— Start —

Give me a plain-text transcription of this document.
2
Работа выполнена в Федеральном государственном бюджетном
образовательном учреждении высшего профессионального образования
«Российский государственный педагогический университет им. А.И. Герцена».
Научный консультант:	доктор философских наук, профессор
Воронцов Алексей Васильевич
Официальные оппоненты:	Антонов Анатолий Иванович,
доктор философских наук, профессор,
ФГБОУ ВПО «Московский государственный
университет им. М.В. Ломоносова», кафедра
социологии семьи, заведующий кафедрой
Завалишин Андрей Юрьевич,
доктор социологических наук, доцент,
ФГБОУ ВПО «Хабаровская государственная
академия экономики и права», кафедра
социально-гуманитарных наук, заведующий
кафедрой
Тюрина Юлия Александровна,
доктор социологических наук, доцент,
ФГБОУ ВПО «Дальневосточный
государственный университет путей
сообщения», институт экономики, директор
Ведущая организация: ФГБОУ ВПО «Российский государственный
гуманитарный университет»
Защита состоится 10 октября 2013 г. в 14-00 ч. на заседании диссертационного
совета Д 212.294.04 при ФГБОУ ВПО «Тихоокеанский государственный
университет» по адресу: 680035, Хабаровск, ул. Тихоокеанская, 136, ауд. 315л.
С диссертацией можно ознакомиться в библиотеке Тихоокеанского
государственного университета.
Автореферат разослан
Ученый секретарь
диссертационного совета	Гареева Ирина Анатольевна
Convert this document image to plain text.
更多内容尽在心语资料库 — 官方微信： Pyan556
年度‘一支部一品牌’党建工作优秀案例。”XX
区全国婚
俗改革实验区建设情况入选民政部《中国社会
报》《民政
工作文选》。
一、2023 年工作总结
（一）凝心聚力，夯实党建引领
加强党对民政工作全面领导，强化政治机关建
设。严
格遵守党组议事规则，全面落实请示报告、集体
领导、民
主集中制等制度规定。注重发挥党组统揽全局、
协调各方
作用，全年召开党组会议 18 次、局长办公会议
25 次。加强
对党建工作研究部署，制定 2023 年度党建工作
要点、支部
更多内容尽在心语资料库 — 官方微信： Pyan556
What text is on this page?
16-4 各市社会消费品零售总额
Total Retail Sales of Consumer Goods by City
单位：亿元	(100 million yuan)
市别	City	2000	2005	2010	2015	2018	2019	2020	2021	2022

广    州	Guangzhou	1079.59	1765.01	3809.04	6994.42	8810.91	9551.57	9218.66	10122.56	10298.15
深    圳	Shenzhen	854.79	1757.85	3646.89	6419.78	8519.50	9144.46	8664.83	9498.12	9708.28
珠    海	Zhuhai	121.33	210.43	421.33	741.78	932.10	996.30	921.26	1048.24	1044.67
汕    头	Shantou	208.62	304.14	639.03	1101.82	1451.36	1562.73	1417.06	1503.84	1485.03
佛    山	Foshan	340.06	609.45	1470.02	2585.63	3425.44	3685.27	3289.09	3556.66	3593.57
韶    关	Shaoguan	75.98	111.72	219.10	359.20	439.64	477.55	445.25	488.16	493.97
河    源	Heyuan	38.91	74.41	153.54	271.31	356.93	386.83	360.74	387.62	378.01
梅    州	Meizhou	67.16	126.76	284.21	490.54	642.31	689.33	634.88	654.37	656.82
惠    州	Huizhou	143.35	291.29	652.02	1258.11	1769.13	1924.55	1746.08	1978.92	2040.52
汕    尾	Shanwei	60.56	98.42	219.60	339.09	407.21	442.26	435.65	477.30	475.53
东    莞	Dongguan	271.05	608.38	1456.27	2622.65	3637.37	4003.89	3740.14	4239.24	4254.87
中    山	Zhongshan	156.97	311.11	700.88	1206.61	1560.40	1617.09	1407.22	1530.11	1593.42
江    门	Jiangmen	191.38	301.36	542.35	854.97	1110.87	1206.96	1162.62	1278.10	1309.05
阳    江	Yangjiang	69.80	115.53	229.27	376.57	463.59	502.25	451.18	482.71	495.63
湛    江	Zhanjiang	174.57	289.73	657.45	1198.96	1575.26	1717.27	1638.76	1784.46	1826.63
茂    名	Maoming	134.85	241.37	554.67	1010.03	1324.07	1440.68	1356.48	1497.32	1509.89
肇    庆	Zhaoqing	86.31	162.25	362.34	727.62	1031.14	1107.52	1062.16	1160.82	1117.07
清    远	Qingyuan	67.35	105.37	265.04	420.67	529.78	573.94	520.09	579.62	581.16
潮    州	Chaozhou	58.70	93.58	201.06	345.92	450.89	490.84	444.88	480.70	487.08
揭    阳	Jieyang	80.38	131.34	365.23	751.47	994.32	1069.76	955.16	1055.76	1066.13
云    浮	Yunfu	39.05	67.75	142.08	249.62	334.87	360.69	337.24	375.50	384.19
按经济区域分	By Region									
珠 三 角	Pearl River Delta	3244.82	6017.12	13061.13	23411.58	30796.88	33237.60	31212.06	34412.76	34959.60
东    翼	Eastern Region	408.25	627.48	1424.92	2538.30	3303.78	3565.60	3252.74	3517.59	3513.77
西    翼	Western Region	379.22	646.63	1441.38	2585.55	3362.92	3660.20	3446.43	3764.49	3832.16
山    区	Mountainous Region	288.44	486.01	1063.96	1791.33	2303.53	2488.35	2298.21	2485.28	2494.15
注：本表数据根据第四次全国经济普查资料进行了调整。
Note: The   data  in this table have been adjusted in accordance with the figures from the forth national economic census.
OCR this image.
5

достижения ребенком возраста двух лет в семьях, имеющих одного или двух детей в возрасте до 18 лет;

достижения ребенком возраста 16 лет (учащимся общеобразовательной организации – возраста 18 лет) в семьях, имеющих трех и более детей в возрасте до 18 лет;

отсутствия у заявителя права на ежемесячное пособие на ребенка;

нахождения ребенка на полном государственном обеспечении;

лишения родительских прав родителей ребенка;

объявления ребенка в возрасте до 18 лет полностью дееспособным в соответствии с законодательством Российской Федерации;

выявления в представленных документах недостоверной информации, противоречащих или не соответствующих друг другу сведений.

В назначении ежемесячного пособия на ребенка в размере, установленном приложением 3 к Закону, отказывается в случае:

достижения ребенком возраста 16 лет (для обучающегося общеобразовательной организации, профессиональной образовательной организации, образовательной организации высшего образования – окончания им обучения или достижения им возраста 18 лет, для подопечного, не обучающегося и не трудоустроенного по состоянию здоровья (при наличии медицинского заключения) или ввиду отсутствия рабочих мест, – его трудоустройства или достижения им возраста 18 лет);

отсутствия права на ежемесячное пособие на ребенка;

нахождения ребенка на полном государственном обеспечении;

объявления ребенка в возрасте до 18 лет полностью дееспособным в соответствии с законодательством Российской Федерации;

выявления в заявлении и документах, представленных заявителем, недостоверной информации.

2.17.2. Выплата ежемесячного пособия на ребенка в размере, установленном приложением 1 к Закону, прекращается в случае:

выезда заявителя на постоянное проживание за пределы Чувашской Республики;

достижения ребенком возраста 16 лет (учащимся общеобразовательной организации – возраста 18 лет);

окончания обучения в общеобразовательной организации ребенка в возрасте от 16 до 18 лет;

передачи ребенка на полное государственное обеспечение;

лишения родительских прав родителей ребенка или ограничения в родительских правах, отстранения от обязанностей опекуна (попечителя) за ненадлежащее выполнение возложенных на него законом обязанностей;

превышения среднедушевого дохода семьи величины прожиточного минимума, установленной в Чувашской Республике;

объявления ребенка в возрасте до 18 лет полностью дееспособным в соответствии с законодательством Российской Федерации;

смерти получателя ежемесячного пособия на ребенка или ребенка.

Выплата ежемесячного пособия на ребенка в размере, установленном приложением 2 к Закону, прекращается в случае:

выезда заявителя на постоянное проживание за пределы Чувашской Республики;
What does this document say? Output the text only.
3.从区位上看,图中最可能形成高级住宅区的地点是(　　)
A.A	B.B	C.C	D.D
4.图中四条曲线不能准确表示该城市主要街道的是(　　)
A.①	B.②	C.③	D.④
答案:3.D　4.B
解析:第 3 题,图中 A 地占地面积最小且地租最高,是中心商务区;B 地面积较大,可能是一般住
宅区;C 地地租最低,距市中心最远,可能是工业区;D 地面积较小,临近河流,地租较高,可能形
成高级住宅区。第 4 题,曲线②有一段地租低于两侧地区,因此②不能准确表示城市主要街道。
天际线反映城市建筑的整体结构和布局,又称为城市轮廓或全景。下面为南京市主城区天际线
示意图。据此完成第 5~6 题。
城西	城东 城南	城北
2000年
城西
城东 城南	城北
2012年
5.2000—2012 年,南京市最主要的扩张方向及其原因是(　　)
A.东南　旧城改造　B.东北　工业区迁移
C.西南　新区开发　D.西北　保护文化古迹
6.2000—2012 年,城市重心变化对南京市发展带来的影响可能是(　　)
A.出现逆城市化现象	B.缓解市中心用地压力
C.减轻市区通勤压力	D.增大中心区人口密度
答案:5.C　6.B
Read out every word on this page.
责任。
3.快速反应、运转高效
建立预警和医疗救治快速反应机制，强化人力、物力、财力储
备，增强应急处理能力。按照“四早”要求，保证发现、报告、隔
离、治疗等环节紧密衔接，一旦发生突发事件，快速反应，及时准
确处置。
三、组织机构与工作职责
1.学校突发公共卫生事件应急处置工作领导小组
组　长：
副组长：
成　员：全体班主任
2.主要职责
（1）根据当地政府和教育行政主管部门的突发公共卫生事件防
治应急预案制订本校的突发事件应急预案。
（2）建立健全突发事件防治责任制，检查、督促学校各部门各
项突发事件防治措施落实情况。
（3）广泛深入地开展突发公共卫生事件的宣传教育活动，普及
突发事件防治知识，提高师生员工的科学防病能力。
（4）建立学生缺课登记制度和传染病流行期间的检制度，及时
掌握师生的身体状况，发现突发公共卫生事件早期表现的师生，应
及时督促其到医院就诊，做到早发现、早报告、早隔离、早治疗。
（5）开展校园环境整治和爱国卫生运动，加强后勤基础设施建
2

— End —

Task to complete:
Extract each line from the listing that holds the word "кафедра".

Written solution:
университет им. М.В. Ломоносова», кафедра
академия экономики и права», кафедра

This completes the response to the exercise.